(Dataset records)
_ _ _

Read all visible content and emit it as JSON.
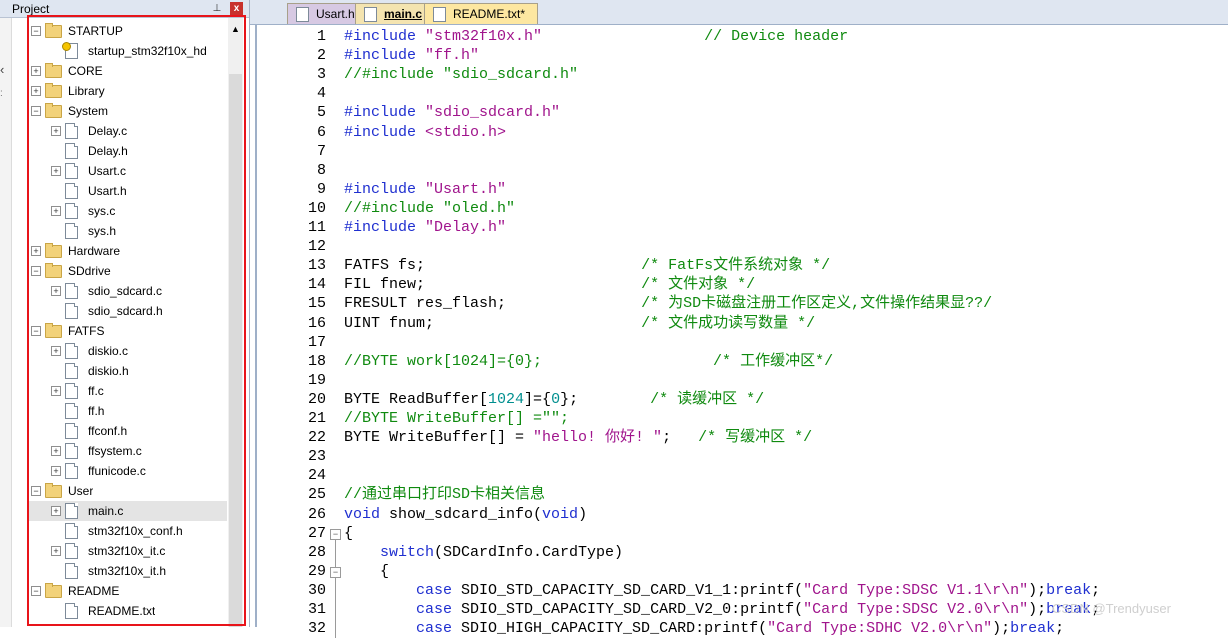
{
  "project_pane": {
    "title": "Project",
    "pin_glyph": "⊥",
    "close_glyph": "x",
    "tree": [
      {
        "label": "STARTUP",
        "kind": "folder",
        "expanded": true,
        "depth": 0
      },
      {
        "label": "startup_stm32f10x_hd",
        "kind": "startup-file",
        "depth": 1
      },
      {
        "label": "CORE",
        "kind": "folder",
        "expanded": false,
        "depth": 0
      },
      {
        "label": "Library",
        "kind": "folder",
        "expanded": false,
        "depth": 0
      },
      {
        "label": "System",
        "kind": "folder",
        "expanded": true,
        "depth": 0
      },
      {
        "label": "Delay.c",
        "kind": "file",
        "expandable": true,
        "depth": 1
      },
      {
        "label": "Delay.h",
        "kind": "file",
        "expandable": false,
        "depth": 1
      },
      {
        "label": "Usart.c",
        "kind": "file",
        "expandable": true,
        "depth": 1
      },
      {
        "label": "Usart.h",
        "kind": "file",
        "expandable": false,
        "depth": 1
      },
      {
        "label": "sys.c",
        "kind": "file",
        "expandable": true,
        "depth": 1
      },
      {
        "label": "sys.h",
        "kind": "file",
        "expandable": false,
        "depth": 1
      },
      {
        "label": "Hardware",
        "kind": "folder",
        "expanded": false,
        "depth": 0
      },
      {
        "label": "SDdrive",
        "kind": "folder",
        "expanded": true,
        "depth": 0
      },
      {
        "label": "sdio_sdcard.c",
        "kind": "file",
        "expandable": true,
        "depth": 1
      },
      {
        "label": "sdio_sdcard.h",
        "kind": "file",
        "expandable": false,
        "depth": 1
      },
      {
        "label": "FATFS",
        "kind": "folder",
        "expanded": true,
        "depth": 0
      },
      {
        "label": "diskio.c",
        "kind": "file",
        "expandable": true,
        "depth": 1
      },
      {
        "label": "diskio.h",
        "kind": "file",
        "expandable": false,
        "depth": 1
      },
      {
        "label": "ff.c",
        "kind": "file",
        "expandable": true,
        "depth": 1
      },
      {
        "label": "ff.h",
        "kind": "file",
        "expandable": false,
        "depth": 1
      },
      {
        "label": "ffconf.h",
        "kind": "file",
        "expandable": false,
        "depth": 1
      },
      {
        "label": "ffsystem.c",
        "kind": "file",
        "expandable": true,
        "depth": 1
      },
      {
        "label": "ffunicode.c",
        "kind": "file",
        "expandable": true,
        "depth": 1
      },
      {
        "label": "User",
        "kind": "folder",
        "expanded": true,
        "depth": 0
      },
      {
        "label": "main.c",
        "kind": "file",
        "expandable": true,
        "depth": 1,
        "selected": true
      },
      {
        "label": "stm32f10x_conf.h",
        "kind": "file",
        "expandable": false,
        "depth": 1
      },
      {
        "label": "stm32f10x_it.c",
        "kind": "file",
        "expandable": true,
        "depth": 1
      },
      {
        "label": "stm32f10x_it.h",
        "kind": "file",
        "expandable": false,
        "depth": 1
      },
      {
        "label": "README",
        "kind": "folder",
        "expanded": true,
        "depth": 0
      },
      {
        "label": "README.txt",
        "kind": "file",
        "expandable": false,
        "depth": 1
      }
    ]
  },
  "tabs": [
    {
      "label": "Usart.h",
      "active": false
    },
    {
      "label": "main.c",
      "active": true
    },
    {
      "label": "README.txt*",
      "active": false
    }
  ],
  "editor": {
    "fold_markers": [
      {
        "line": 27,
        "glyph": "−"
      },
      {
        "line": 29,
        "glyph": "−"
      }
    ],
    "lines": [
      {
        "n": "1",
        "tokens": [
          [
            "kw",
            "#include "
          ],
          [
            "str",
            "\"stm32f10x.h\""
          ],
          [
            "",
            "                  "
          ],
          [
            "cmt",
            "// Device header"
          ]
        ]
      },
      {
        "n": "2",
        "tokens": [
          [
            "kw",
            "#include "
          ],
          [
            "str",
            "\"ff.h\""
          ]
        ]
      },
      {
        "n": "3",
        "tokens": [
          [
            "cmt",
            "//#include \"sdio_sdcard.h\""
          ]
        ]
      },
      {
        "n": "4",
        "tokens": []
      },
      {
        "n": "5",
        "tokens": [
          [
            "kw",
            "#include "
          ],
          [
            "str",
            "\"sdio_sdcard.h\""
          ]
        ]
      },
      {
        "n": "6",
        "tokens": [
          [
            "kw",
            "#include "
          ],
          [
            "str",
            "<stdio.h>"
          ]
        ]
      },
      {
        "n": "7",
        "tokens": []
      },
      {
        "n": "8",
        "tokens": []
      },
      {
        "n": "9",
        "tokens": [
          [
            "kw",
            "#include "
          ],
          [
            "str",
            "\"Usart.h\""
          ]
        ]
      },
      {
        "n": "10",
        "tokens": [
          [
            "cmt",
            "//#include \"oled.h\""
          ]
        ]
      },
      {
        "n": "11",
        "tokens": [
          [
            "kw",
            "#include "
          ],
          [
            "str",
            "\"Delay.h\""
          ]
        ]
      },
      {
        "n": "12",
        "tokens": []
      },
      {
        "n": "13",
        "tokens": [
          [
            "",
            "FATFS fs;                        "
          ],
          [
            "cmt",
            "/* FatFs文件系统对象 */"
          ]
        ]
      },
      {
        "n": "14",
        "tokens": [
          [
            "",
            "FIL fnew;                        "
          ],
          [
            "cmt",
            "/* 文件对象 */"
          ]
        ]
      },
      {
        "n": "15",
        "tokens": [
          [
            "",
            "FRESULT res_flash;               "
          ],
          [
            "cmt",
            "/* 为SD卡磁盘注册工作区定义,文件操作结果显??/"
          ]
        ]
      },
      {
        "n": "16",
        "tokens": [
          [
            "",
            "UINT fnum;                       "
          ],
          [
            "cmt",
            "/* 文件成功读写数量 */"
          ]
        ]
      },
      {
        "n": "17",
        "tokens": []
      },
      {
        "n": "18",
        "tokens": [
          [
            "cmt",
            "//BYTE work[1024]={0};                   /* 工作缓冲区*/"
          ]
        ]
      },
      {
        "n": "19",
        "tokens": []
      },
      {
        "n": "20",
        "tokens": [
          [
            "",
            "BYTE ReadBuffer["
          ],
          [
            "num",
            "1024"
          ],
          [
            "",
            "]={"
          ],
          [
            "num",
            "0"
          ],
          [
            "",
            "};        "
          ],
          [
            "cmt",
            "/* 读缓冲区 */"
          ]
        ]
      },
      {
        "n": "21",
        "tokens": [
          [
            "cmt",
            "//BYTE WriteBuffer[] =\"\";"
          ]
        ]
      },
      {
        "n": "22",
        "tokens": [
          [
            "",
            "BYTE WriteBuffer[] = "
          ],
          [
            "str",
            "\"hello! 你好! \""
          ],
          [
            "",
            ";   "
          ],
          [
            "cmt",
            "/* 写缓冲区 */"
          ]
        ]
      },
      {
        "n": "23",
        "tokens": []
      },
      {
        "n": "24",
        "tokens": []
      },
      {
        "n": "25",
        "tokens": [
          [
            "cmt",
            "//通过串口打印SD卡相关信息"
          ]
        ]
      },
      {
        "n": "26",
        "tokens": [
          [
            "kw",
            "void"
          ],
          [
            "",
            " show_sdcard_info("
          ],
          [
            "kw",
            "void"
          ],
          [
            "",
            ")"
          ]
        ]
      },
      {
        "n": "27",
        "tokens": [
          [
            "",
            "{"
          ]
        ]
      },
      {
        "n": "28",
        "tokens": [
          [
            "",
            "    "
          ],
          [
            "kw",
            "switch"
          ],
          [
            "",
            "(SDCardInfo.CardType)"
          ]
        ]
      },
      {
        "n": "29",
        "tokens": [
          [
            "",
            "    {"
          ]
        ]
      },
      {
        "n": "30",
        "tokens": [
          [
            "",
            "        "
          ],
          [
            "kw",
            "case"
          ],
          [
            "",
            " SDIO_STD_CAPACITY_SD_CARD_V1_1:printf("
          ],
          [
            "str",
            "\"Card Type:SDSC V1.1\\r\\n\""
          ],
          [
            "",
            ");"
          ],
          [
            "kw",
            "break"
          ],
          [
            "",
            ";"
          ]
        ]
      },
      {
        "n": "31",
        "tokens": [
          [
            "",
            "        "
          ],
          [
            "kw",
            "case"
          ],
          [
            "",
            " SDIO_STD_CAPACITY_SD_CARD_V2_0:printf("
          ],
          [
            "str",
            "\"Card Type:SDSC V2.0\\r\\n\""
          ],
          [
            "",
            ");"
          ],
          [
            "kw",
            "break"
          ],
          [
            "",
            ";"
          ]
        ]
      },
      {
        "n": "32",
        "tokens": [
          [
            "",
            "        "
          ],
          [
            "kw",
            "case"
          ],
          [
            "",
            " SDIO_HIGH_CAPACITY_SD_CARD:printf("
          ],
          [
            "str",
            "\"Card Type:SDHC V2.0\\r\\n\""
          ],
          [
            "",
            ");"
          ],
          [
            "kw",
            "break"
          ],
          [
            "",
            ";"
          ]
        ]
      }
    ]
  },
  "watermark": "CSDN @Trendyuser",
  "colors": {
    "highlight_box": "#e8141a",
    "keyword": "#1f2fd0",
    "string": "#a0148c",
    "comment": "#0f8a0f",
    "number": "#008f8f"
  }
}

_ _ _

Copy out each line of the material that holds the word "WriteBuffer".

-- Exercise output --
            "//BYTE WriteBuffer[] =\"\";"
            "BYTE WriteBuffer[] = "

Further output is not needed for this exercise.